[Start Rows]

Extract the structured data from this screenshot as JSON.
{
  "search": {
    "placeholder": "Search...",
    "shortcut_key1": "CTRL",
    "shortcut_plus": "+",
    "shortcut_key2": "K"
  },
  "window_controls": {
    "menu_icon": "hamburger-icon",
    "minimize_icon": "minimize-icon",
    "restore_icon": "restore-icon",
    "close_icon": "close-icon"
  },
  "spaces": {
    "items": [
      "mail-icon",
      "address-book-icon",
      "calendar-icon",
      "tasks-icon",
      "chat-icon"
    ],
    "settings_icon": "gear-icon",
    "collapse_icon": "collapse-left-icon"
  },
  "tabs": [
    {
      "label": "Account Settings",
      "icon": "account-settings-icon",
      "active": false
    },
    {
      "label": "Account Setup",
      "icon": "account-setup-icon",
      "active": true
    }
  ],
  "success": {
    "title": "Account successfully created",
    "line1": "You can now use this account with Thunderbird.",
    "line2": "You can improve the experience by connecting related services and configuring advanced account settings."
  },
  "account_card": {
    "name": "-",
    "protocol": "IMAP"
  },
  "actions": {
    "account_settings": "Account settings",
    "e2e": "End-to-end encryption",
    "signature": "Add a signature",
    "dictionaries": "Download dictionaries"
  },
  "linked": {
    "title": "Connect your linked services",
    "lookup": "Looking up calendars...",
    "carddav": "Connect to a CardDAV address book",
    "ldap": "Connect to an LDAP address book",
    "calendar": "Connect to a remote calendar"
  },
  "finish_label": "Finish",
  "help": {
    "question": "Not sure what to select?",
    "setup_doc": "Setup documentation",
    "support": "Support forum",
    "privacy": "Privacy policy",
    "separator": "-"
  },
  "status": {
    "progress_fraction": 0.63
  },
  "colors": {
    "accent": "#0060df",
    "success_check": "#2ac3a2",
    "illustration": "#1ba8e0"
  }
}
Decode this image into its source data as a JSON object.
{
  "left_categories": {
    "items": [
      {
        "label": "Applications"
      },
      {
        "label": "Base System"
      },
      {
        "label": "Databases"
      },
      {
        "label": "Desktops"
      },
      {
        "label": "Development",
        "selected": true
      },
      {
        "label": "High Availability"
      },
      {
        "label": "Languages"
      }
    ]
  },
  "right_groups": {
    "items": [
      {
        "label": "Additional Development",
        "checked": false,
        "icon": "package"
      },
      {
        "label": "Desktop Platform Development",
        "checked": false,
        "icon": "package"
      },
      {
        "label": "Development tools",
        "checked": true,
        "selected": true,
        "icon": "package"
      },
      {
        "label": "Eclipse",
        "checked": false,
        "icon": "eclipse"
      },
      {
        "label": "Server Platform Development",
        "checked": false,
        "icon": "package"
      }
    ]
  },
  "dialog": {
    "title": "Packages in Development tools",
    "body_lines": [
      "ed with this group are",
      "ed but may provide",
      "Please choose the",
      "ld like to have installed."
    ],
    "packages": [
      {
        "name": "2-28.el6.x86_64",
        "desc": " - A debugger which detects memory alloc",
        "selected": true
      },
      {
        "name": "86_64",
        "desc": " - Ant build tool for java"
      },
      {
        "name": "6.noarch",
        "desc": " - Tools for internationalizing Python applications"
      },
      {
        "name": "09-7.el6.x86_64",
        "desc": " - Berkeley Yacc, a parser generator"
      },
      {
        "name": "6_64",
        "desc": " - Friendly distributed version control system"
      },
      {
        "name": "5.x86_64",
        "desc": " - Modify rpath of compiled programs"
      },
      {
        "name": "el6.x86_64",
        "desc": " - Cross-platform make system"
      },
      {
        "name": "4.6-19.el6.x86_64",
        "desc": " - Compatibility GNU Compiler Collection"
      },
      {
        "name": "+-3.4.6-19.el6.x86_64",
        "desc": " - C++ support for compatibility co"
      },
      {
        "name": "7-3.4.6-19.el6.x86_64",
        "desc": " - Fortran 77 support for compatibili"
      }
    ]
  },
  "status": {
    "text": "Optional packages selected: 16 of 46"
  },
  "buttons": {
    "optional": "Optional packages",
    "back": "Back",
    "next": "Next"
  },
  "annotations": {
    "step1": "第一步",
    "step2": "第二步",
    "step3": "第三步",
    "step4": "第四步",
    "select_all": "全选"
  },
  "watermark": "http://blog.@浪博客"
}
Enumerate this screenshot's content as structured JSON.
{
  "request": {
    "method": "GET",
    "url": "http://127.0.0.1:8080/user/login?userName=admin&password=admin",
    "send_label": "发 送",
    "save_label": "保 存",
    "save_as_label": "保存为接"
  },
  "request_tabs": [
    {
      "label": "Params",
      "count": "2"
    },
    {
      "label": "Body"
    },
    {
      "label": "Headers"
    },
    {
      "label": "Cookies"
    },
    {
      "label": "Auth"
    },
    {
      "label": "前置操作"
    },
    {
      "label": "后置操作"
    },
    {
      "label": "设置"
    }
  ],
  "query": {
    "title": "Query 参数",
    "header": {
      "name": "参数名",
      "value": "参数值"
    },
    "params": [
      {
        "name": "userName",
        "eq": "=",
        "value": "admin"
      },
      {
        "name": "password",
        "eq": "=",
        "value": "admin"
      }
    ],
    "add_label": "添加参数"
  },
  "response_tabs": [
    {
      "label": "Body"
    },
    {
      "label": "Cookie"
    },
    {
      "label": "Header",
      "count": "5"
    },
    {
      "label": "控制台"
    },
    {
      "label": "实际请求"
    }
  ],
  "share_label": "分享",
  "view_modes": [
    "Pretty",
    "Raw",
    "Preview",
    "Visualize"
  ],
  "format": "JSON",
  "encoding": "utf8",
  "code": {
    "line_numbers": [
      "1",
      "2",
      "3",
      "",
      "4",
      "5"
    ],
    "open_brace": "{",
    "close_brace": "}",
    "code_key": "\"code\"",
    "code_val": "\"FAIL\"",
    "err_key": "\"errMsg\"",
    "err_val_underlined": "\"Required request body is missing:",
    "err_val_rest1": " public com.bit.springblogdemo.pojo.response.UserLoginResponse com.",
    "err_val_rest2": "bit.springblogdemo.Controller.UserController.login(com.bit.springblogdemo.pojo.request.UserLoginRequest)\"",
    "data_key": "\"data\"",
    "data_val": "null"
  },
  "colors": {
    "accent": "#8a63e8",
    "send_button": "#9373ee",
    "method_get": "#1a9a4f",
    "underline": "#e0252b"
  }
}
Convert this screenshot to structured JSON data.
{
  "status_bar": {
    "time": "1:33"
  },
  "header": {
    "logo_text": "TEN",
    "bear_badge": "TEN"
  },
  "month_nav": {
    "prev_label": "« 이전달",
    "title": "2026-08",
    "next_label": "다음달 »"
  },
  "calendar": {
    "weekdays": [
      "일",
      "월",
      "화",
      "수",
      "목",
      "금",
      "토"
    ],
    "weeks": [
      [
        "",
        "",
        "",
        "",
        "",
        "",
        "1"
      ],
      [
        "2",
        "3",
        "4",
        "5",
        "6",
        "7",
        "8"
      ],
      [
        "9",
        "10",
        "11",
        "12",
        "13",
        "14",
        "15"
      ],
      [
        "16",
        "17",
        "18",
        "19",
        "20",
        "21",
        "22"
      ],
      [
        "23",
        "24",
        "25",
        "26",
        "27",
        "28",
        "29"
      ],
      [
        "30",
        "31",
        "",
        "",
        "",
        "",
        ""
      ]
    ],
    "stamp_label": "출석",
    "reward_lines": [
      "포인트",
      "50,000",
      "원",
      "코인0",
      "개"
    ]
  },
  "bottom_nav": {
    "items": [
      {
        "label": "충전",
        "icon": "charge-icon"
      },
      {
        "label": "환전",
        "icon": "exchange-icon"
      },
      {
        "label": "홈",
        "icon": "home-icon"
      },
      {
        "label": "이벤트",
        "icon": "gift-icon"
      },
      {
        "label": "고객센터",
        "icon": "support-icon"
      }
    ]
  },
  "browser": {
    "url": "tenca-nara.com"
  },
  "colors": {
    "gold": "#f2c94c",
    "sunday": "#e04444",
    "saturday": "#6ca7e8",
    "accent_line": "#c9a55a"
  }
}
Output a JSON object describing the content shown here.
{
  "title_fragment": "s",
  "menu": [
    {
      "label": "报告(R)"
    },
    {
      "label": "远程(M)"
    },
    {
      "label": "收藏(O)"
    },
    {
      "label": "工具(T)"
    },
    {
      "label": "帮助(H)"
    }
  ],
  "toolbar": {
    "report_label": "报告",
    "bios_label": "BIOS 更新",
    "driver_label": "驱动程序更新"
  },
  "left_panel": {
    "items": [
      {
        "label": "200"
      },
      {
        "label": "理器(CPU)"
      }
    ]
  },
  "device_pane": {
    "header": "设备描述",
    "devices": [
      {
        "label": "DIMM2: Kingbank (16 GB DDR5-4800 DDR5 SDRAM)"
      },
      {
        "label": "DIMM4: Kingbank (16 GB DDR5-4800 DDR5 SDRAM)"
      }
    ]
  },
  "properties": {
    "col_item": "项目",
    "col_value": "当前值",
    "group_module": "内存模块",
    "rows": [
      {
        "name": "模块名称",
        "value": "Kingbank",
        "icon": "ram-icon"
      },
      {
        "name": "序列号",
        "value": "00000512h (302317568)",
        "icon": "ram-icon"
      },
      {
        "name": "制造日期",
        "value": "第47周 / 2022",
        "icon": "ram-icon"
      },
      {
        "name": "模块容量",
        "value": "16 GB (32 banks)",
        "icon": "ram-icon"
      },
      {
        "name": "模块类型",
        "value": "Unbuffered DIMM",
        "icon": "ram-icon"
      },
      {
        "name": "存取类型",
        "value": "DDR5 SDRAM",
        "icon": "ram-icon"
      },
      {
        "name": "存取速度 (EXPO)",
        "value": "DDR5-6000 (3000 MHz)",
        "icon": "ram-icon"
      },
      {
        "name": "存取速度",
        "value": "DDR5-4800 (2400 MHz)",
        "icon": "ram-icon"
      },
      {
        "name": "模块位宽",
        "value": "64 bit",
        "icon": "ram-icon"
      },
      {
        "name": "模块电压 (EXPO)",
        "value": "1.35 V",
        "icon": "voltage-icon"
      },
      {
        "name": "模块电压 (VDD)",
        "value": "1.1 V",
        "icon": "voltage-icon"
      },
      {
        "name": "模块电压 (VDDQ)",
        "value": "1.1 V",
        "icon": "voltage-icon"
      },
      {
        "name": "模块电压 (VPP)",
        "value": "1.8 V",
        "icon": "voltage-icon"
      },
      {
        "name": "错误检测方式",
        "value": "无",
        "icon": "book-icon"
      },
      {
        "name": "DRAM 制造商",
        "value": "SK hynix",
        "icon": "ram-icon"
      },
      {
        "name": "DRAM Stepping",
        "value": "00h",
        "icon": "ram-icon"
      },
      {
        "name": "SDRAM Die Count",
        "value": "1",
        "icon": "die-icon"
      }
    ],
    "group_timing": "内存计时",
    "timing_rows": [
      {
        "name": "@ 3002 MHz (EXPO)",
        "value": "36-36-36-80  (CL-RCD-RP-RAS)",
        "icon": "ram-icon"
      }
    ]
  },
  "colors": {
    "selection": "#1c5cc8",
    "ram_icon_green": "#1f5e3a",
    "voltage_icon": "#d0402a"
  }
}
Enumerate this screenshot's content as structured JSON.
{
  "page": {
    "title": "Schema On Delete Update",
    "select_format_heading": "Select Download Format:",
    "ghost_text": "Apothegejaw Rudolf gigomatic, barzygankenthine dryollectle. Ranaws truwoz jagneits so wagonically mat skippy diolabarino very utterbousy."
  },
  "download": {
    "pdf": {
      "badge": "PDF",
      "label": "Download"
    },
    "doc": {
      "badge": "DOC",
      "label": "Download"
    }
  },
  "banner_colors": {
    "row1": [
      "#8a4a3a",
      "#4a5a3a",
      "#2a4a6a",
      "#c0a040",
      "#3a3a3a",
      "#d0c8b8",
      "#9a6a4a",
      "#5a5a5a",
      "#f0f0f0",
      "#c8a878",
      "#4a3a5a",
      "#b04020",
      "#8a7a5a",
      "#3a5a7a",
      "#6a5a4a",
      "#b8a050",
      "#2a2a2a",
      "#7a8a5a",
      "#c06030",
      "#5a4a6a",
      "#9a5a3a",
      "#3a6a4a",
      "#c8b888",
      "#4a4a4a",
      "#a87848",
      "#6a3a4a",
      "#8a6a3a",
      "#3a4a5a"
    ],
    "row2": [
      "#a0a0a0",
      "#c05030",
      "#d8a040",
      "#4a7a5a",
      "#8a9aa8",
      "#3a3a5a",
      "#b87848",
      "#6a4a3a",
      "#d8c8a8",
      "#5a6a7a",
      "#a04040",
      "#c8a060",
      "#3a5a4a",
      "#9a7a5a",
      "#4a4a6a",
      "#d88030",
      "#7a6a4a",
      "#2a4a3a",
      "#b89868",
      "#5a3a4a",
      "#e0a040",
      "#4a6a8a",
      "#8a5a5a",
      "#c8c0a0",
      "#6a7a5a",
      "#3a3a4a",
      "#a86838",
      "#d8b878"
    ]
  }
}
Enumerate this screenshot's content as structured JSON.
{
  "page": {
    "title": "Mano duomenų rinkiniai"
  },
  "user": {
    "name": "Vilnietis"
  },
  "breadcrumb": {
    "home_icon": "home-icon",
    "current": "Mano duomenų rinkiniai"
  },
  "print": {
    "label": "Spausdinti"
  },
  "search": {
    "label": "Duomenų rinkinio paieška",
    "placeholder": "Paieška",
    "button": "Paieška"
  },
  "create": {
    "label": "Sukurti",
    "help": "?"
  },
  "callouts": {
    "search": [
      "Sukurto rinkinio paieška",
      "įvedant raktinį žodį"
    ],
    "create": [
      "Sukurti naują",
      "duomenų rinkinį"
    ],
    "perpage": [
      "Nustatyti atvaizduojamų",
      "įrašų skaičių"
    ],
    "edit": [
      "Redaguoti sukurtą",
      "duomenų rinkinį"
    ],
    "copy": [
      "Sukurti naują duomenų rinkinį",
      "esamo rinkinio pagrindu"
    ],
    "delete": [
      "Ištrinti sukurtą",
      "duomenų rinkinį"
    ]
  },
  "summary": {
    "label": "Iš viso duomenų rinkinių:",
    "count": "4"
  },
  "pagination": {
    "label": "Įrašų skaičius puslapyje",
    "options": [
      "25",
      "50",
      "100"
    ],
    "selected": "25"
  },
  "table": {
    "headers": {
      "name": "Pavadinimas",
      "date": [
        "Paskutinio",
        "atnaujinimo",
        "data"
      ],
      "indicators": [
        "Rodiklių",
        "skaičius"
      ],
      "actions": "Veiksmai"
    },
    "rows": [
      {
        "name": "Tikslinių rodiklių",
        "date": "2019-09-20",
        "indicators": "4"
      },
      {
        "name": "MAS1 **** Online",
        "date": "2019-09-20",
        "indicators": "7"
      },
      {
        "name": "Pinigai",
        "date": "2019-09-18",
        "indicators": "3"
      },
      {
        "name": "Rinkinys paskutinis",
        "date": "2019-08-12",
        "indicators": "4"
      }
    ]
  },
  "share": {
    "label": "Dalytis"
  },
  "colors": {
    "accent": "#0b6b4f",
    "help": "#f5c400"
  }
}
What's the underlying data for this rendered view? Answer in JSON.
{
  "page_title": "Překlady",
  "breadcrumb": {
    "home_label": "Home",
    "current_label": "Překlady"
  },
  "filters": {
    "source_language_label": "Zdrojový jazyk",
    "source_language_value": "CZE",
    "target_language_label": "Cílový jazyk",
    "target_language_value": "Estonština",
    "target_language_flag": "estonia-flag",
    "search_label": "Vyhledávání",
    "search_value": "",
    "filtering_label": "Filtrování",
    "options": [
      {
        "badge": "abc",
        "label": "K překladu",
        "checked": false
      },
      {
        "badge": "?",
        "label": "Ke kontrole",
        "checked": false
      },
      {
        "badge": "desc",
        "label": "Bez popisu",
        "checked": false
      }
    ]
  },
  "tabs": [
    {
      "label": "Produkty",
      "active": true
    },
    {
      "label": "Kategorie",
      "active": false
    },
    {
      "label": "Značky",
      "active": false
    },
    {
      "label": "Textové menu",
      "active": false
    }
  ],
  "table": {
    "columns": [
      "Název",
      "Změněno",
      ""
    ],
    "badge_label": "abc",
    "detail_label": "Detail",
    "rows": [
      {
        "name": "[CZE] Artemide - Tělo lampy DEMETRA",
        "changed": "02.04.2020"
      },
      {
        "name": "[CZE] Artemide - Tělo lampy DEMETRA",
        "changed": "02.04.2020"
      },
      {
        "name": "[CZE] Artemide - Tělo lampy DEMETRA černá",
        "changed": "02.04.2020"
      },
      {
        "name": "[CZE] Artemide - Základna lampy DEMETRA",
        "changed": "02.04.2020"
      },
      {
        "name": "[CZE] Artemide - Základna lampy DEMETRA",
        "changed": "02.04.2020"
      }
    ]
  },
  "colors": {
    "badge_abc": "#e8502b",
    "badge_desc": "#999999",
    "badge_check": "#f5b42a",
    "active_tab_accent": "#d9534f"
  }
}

[End Rows]

Task to carry out> Search the data for the string "object". List each line that has it.

Written solution>
Decode this image into its source data as a JSON object.
Output a JSON object describing the content shown here.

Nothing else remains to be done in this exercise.